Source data

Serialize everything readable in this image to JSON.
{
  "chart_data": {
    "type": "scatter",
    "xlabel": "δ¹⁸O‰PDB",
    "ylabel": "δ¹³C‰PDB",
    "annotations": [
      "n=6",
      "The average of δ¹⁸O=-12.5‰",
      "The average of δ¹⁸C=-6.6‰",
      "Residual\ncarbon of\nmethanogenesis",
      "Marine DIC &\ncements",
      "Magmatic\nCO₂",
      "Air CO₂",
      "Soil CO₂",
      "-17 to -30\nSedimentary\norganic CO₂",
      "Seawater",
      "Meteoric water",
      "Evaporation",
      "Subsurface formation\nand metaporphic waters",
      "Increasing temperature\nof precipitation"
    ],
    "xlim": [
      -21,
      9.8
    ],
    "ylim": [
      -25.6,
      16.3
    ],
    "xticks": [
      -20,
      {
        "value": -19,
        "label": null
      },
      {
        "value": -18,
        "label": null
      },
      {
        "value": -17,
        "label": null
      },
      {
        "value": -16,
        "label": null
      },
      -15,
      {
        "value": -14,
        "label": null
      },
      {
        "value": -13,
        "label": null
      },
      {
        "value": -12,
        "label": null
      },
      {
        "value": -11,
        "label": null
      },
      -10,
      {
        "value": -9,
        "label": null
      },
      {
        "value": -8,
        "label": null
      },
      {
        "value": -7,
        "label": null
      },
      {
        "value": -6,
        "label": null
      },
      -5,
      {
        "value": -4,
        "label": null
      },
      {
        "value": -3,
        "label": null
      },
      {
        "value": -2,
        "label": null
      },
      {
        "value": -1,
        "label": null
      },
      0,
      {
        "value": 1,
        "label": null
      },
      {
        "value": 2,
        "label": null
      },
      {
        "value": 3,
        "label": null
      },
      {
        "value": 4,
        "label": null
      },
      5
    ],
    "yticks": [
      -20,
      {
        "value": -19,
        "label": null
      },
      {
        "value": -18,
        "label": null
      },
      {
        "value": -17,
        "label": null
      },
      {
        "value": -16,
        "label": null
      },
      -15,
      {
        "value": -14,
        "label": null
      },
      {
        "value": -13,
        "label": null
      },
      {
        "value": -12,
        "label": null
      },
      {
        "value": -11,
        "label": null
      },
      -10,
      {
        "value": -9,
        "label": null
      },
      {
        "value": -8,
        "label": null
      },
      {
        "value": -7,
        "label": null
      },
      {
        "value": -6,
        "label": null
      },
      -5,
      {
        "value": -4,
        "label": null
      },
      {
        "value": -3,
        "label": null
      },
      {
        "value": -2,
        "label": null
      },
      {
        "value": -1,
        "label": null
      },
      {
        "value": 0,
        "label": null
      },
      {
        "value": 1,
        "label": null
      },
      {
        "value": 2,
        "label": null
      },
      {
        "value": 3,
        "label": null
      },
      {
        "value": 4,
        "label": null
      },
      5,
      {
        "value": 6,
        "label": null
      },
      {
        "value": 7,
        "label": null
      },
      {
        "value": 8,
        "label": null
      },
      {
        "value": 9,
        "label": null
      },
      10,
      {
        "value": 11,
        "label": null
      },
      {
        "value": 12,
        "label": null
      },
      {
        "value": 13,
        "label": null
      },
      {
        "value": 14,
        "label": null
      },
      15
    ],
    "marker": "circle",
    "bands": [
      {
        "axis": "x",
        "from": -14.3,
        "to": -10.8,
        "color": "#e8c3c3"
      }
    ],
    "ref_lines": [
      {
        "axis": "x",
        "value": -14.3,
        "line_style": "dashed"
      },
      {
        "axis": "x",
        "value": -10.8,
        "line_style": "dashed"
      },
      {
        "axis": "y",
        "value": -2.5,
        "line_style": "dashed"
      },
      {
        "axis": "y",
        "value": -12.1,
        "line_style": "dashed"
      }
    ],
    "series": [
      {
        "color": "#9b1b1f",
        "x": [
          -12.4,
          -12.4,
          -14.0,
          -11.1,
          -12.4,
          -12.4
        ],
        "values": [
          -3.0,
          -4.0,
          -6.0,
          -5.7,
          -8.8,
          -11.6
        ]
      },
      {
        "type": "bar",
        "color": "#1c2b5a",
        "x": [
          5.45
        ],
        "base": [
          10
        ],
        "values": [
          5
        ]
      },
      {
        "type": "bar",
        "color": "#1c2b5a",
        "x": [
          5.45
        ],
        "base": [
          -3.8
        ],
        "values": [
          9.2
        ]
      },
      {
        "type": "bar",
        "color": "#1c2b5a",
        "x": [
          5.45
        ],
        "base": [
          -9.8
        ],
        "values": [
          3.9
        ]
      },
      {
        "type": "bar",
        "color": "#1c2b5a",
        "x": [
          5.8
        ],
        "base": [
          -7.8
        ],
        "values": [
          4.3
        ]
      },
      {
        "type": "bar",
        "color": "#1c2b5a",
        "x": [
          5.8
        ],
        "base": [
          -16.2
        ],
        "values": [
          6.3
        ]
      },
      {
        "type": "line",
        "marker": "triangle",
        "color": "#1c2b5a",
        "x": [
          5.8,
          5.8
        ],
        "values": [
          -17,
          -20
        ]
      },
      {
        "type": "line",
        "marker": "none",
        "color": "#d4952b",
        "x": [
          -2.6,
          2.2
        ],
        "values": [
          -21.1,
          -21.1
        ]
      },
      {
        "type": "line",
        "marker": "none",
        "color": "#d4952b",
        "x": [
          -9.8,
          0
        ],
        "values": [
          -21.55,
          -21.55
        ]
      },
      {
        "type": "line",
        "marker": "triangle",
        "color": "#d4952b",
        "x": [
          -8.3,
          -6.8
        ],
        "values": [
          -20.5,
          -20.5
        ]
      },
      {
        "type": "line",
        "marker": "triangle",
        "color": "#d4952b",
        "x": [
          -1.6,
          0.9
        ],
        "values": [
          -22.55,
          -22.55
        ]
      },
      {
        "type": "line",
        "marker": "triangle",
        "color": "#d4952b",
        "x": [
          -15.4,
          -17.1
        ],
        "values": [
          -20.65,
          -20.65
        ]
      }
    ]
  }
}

**WHAT TO WORK ON**
What is needed is an exact copy of all the data above.

**RESULT**
Serialize everything readable in this image to JSON.
{
  "chart_data": {
    "type": "scatter",
    "xlabel": "δ¹⁸O‰PDB",
    "ylabel": "δ¹³C‰PDB",
    "annotations": [
      "n=6",
      "The average of δ¹⁸O=-12.5‰",
      "The average of δ¹⁸C=-6.6‰",
      "Residual\ncarbon of\nmethanogenesis",
      "Marine DIC &\ncements",
      "Magmatic\nCO₂",
      "Air CO₂",
      "Soil CO₂",
      "-17 to -30\nSedimentary\norganic CO₂",
      "Seawater",
      "Meteoric water",
      "Evaporation",
      "Subsurface formation\nand metaporphic waters",
      "Increasing temperature\nof precipitation"
    ],
    "xlim": [
      -21,
      9.8
    ],
    "ylim": [
      -25.6,
      16.3
    ],
    "xticks": [
      -20,
      {
        "value": -19,
        "label": null
      },
      {
        "value": -18,
        "label": null
      },
      {
        "value": -17,
        "label": null
      },
      {
        "value": -16,
        "label": null
      },
      -15,
      {
        "value": -14,
        "label": null
      },
      {
        "value": -13,
        "label": null
      },
      {
        "value": -12,
        "label": null
      },
      {
        "value": -11,
        "label": null
      },
      -10,
      {
        "value": -9,
        "label": null
      },
      {
        "value": -8,
        "label": null
      },
      {
        "value": -7,
        "label": null
      },
      {
        "value": -6,
        "label": null
      },
      -5,
      {
        "value": -4,
        "label": null
      },
      {
        "value": -3,
        "label": null
      },
      {
        "value": -2,
        "label": null
      },
      {
        "value": -1,
        "label": null
      },
      0,
      {
        "value": 1,
        "label": null
      },
      {
        "value": 2,
        "label": null
      },
      {
        "value": 3,
        "label": null
      },
      {
        "value": 4,
        "label": null
      },
      5
    ],
    "yticks": [
      -20,
      {
        "value": -19,
        "label": null
      },
      {
        "value": -18,
        "label": null
      },
      {
        "value": -17,
        "label": null
      },
      {
        "value": -16,
        "label": null
      },
      -15,
      {
        "value": -14,
        "label": null
      },
      {
        "value": -13,
        "label": null
      },
      {
        "value": -12,
        "label": null
      },
      {
        "value": -11,
        "label": null
      },
      -10,
      {
        "value": -9,
        "label": null
      },
      {
        "value": -8,
        "label": null
      },
      {
        "value": -7,
        "label": null
      },
      {
        "value": -6,
        "label": null
      },
      -5,
      {
        "value": -4,
        "label": null
      },
      {
        "value": -3,
        "label": null
      },
      {
        "value": -2,
        "label": null
      },
      {
        "value": -1,
        "label": null
      },
      {
        "value": 0,
        "label": null
      },
      {
        "value": 1,
        "label": null
      },
      {
        "value": 2,
        "label": null
      },
      {
        "value": 3,
        "label": null
      },
      {
        "value": 4,
        "label": null
      },
      5,
      {
        "value": 6,
        "label": null
      },
      {
        "value": 7,
        "label": null
      },
      {
        "value": 8,
        "label": null
      },
      {
        "value": 9,
        "label": null
      },
      10,
      {
        "value": 11,
        "label": null
      },
      {
        "value": 12,
        "label": null
      },
      {
        "value": 13,
        "label": null
      },
      {
        "value": 14,
        "label": null
      },
      15
    ],
    "marker": "circle",
    "bands": [
      {
        "axis": "x",
        "from": -14.3,
        "to": -10.8,
        "color": "#e8c3c3"
      }
    ],
    "ref_lines": [
      {
        "axis": "x",
        "value": -14.3,
        "line_style": "dashed"
      },
      {
        "axis": "x",
        "value": -10.8,
        "line_style": "dashed"
      },
      {
        "axis": "y",
        "value": -2.5,
        "line_style": "dashed"
      },
      {
        "axis": "y",
        "value": -12.1,
        "line_style": "dashed"
      }
    ],
    "series": [
      {
        "color": "#9b1b1f",
        "x": [
          -12.4,
          -12.4,
          -14.0,
          -11.1,
          -12.4,
          -12.4
        ],
        "values": [
          -3.0,
          -4.0,
          -6.0,
          -5.7,
          -8.8,
          -11.6
        ]
      },
      {
        "type": "bar",
        "color": "#1c2b5a",
        "x": [
          5.45
        ],
        "base": [
          10
        ],
        "values": [
          5
        ]
      },
      {
        "type": "bar",
        "color": "#1c2b5a",
        "x": [
          5.45
        ],
        "base": [
          -3.8
        ],
        "values": [
          9.2
        ]
      },
      {
        "type": "bar",
        "color": "#1c2b5a",
        "x": [
          5.45
        ],
        "base": [
          -9.8
        ],
        "values": [
          3.9
        ]
      },
      {
        "type": "bar",
        "color": "#1c2b5a",
        "x": [
          5.8
        ],
        "base": [
          -7.8
        ],
        "values": [
          4.3
        ]
      },
      {
        "type": "bar",
        "color": "#1c2b5a",
        "x": [
          5.8
        ],
        "base": [
          -16.2
        ],
        "values": [
          6.3
        ]
      },
      {
        "type": "line",
        "marker": "triangle",
        "color": "#1c2b5a",
        "x": [
          5.8,
          5.8
        ],
        "values": [
          -17,
          -20
        ]
      },
      {
        "type": "line",
        "marker": "none",
        "color": "#d4952b",
        "x": [
          -2.6,
          2.2
        ],
        "values": [
          -21.1,
          -21.1
        ]
      },
      {
        "type": "line",
        "marker": "none",
        "color": "#d4952b",
        "x": [
          -9.8,
          0
        ],
        "values": [
          -21.55,
          -21.55
        ]
      },
      {
        "type": "line",
        "marker": "triangle",
        "color": "#d4952b",
        "x": [
          -8.3,
          -6.8
        ],
        "values": [
          -20.5,
          -20.5
        ]
      },
      {
        "type": "line",
        "marker": "triangle",
        "color": "#d4952b",
        "x": [
          -1.6,
          0.9
        ],
        "values": [
          -22.55,
          -22.55
        ]
      },
      {
        "type": "line",
        "marker": "triangle",
        "color": "#d4952b",
        "x": [
          -15.4,
          -17.1
        ],
        "values": [
          -20.65,
          -20.65
        ]
      }
    ]
  }
}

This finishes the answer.